→ **Requirement**
Look through the entries below and count the lines with the word "Hamburgo" in them; give only the number.

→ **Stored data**
____________________

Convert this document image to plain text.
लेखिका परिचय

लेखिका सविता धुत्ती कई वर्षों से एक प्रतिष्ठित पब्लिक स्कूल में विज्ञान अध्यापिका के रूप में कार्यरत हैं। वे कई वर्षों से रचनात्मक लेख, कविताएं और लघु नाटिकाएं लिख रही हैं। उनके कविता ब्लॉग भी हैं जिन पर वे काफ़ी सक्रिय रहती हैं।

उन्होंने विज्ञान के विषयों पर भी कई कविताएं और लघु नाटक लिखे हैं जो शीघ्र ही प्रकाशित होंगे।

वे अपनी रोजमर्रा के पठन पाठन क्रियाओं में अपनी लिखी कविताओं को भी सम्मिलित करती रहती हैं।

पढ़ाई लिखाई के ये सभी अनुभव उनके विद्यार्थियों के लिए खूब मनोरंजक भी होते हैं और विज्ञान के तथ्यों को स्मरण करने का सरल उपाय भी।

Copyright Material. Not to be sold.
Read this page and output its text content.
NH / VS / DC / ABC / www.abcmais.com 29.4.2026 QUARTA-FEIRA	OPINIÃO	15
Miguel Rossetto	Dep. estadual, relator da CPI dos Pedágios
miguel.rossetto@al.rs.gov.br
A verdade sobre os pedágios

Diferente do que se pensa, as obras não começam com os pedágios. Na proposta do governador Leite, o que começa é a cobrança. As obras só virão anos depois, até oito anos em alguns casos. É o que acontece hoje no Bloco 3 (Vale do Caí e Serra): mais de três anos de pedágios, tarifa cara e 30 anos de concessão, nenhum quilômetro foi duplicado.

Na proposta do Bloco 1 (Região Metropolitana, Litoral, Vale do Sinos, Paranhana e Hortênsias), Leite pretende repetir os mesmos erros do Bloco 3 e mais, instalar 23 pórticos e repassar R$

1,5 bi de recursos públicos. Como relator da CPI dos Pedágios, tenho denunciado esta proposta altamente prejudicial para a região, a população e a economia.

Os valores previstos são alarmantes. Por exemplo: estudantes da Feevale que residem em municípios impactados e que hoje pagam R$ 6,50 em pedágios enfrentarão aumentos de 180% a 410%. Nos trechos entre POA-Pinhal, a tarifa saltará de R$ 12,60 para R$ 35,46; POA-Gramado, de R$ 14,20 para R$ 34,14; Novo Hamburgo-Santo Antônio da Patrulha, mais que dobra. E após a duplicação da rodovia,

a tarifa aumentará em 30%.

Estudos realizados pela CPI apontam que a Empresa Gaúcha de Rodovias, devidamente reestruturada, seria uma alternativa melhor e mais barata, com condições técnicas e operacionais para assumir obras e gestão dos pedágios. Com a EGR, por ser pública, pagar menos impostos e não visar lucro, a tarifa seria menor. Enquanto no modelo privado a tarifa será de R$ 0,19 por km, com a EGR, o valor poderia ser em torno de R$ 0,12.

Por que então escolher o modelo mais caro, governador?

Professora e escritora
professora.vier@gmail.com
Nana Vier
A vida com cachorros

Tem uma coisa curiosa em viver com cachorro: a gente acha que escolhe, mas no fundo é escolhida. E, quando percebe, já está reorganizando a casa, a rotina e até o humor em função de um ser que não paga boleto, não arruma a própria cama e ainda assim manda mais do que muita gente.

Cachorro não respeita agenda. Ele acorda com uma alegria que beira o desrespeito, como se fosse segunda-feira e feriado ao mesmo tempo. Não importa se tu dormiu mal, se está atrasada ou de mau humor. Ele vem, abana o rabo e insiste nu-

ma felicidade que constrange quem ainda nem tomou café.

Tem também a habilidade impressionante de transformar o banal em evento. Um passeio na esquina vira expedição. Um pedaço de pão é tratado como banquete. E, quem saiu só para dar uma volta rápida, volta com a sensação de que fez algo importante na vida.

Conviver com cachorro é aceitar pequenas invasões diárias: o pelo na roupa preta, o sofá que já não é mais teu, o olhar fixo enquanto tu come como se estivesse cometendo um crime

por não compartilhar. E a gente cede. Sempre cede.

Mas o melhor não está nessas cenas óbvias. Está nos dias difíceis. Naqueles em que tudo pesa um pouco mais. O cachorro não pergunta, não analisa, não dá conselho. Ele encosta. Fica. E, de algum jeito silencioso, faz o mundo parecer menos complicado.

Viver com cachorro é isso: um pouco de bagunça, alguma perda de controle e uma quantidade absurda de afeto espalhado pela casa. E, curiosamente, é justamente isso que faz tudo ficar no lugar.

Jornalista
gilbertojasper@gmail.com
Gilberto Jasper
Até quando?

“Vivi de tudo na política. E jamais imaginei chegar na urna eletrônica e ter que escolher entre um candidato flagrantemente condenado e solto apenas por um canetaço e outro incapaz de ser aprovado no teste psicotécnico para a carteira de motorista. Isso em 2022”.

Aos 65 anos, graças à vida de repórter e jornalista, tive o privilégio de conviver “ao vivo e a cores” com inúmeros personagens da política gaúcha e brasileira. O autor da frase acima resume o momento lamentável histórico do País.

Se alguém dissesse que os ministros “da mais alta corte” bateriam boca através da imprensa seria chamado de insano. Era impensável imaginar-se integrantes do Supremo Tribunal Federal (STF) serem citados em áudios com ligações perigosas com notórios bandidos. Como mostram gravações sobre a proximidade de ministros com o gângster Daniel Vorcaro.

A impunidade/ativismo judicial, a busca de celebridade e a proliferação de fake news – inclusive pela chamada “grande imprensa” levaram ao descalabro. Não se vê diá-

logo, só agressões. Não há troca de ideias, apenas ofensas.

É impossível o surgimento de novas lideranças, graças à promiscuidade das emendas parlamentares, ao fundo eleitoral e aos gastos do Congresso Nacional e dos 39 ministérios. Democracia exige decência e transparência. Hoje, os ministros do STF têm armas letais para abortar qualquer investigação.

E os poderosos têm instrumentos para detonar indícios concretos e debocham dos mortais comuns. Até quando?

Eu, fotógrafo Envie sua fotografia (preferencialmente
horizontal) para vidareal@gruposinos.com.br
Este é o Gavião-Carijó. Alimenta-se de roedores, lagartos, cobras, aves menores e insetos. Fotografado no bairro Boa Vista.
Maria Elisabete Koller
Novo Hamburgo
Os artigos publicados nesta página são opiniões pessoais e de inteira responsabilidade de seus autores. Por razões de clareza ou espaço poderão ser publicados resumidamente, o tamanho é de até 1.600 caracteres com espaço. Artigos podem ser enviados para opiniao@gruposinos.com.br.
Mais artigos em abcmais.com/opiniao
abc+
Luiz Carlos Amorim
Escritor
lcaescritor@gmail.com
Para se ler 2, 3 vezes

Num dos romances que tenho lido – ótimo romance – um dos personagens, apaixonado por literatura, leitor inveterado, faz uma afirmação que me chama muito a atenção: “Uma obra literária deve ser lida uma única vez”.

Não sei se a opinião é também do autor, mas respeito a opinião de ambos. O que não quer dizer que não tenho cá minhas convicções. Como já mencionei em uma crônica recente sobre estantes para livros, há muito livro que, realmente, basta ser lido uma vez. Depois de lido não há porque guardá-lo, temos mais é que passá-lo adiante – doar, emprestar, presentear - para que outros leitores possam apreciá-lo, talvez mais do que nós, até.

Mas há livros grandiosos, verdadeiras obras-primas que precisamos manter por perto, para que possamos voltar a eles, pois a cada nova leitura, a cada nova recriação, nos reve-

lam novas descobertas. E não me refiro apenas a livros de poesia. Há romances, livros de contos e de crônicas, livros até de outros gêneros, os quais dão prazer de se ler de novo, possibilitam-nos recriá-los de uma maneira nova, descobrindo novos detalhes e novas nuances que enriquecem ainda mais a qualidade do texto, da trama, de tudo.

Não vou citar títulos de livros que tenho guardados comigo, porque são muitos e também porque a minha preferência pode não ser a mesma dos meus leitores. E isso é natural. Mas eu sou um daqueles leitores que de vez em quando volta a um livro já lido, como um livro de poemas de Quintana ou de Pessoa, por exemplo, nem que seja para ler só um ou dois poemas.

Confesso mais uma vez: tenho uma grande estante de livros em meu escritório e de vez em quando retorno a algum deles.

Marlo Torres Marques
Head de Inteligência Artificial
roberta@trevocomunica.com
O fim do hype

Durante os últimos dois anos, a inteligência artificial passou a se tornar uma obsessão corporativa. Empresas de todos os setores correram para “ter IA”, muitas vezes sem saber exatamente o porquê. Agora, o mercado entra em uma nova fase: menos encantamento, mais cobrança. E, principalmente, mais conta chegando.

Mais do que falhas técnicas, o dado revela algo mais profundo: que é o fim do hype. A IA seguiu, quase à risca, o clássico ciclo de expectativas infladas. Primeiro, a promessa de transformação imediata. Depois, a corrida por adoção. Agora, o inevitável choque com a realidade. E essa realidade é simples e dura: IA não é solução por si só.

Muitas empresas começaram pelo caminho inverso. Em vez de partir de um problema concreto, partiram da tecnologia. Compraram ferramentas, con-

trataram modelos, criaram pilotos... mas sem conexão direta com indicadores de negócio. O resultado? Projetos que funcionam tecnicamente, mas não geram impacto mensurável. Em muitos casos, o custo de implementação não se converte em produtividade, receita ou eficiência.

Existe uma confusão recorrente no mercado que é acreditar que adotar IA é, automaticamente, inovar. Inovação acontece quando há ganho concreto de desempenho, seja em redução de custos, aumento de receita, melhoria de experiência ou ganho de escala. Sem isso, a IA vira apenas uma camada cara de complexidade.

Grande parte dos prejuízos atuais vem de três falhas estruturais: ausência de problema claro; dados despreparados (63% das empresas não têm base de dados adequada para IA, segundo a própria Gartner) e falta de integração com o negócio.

____________________

→ **Answer to this problem**
2